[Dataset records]
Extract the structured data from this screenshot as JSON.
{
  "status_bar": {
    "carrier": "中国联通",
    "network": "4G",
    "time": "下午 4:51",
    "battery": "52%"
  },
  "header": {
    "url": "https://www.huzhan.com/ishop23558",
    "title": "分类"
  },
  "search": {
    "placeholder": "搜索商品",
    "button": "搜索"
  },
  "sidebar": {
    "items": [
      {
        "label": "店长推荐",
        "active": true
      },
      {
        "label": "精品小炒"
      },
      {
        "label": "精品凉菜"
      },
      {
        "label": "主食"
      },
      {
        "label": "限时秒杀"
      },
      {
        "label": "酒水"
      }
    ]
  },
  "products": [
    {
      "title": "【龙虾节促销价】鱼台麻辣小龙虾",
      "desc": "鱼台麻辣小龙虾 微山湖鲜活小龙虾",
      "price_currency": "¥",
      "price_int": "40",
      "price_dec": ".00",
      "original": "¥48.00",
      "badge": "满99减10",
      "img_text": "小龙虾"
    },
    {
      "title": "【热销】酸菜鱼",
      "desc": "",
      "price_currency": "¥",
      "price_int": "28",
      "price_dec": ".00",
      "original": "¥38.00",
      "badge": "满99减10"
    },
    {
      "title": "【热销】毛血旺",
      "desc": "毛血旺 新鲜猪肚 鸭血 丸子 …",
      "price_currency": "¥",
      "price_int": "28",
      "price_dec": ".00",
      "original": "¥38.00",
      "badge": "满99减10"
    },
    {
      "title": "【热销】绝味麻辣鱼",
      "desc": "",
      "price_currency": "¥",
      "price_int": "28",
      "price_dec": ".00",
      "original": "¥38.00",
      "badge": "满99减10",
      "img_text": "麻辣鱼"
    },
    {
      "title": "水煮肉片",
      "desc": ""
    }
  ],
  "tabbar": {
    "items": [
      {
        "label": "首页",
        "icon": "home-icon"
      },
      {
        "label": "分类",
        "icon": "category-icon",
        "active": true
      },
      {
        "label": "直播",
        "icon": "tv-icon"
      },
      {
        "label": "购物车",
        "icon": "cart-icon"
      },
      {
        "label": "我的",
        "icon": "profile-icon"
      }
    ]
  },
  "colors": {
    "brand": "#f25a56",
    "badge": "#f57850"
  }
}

__EXERCISE DETAILS__
Locate all lines holding the word "icon", then copy them out.

__EXERCISE ANSWER__
        "icon": "home-icon"
        "icon": "category-icon",
        "icon": "tv-icon"
        "icon": "cart-icon"
        "icon": "profile-icon"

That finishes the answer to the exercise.